## Work to complete
Please quote the material exactly, every line of it.

## Task data
----
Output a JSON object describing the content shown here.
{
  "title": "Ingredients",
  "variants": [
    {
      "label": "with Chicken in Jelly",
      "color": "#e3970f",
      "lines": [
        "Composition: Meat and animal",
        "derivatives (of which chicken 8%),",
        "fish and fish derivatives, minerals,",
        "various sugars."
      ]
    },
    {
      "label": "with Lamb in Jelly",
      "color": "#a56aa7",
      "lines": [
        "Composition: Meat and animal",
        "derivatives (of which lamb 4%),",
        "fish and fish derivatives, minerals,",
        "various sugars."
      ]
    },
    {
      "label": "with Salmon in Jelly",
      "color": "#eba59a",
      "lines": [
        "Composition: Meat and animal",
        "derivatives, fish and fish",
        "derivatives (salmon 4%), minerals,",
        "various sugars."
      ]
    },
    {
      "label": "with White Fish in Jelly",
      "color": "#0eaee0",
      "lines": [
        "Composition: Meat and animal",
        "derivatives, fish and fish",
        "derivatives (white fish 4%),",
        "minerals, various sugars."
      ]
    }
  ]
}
----
## The result
Output a JSON object describing the content shown here.
{
  "title": "Ingredients",
  "variants": [
    {
      "label": "with Chicken in Jelly",
      "color": "#e3970f",
      "lines": [
        "Composition: Meat and animal",
        "derivatives (of which chicken 8%),",
        "fish and fish derivatives, minerals,",
        "various sugars."
      ]
    },
    {
      "label": "with Lamb in Jelly",
      "color": "#a56aa7",
      "lines": [
        "Composition: Meat and animal",
        "derivatives (of which lamb 4%),",
        "fish and fish derivatives, minerals,",
        "various sugars."
      ]
    },
    {
      "label": "with Salmon in Jelly",
      "color": "#eba59a",
      "lines": [
        "Composition: Meat and animal",
        "derivatives, fish and fish",
        "derivatives (salmon 4%), minerals,",
        "various sugars."
      ]
    },
    {
      "label": "with White Fish in Jelly",
      "color": "#0eaee0",
      "lines": [
        "Composition: Meat and animal",
        "derivatives, fish and fish",
        "derivatives (white fish 4%),",
        "minerals, various sugars."
      ]
    }
  ]
}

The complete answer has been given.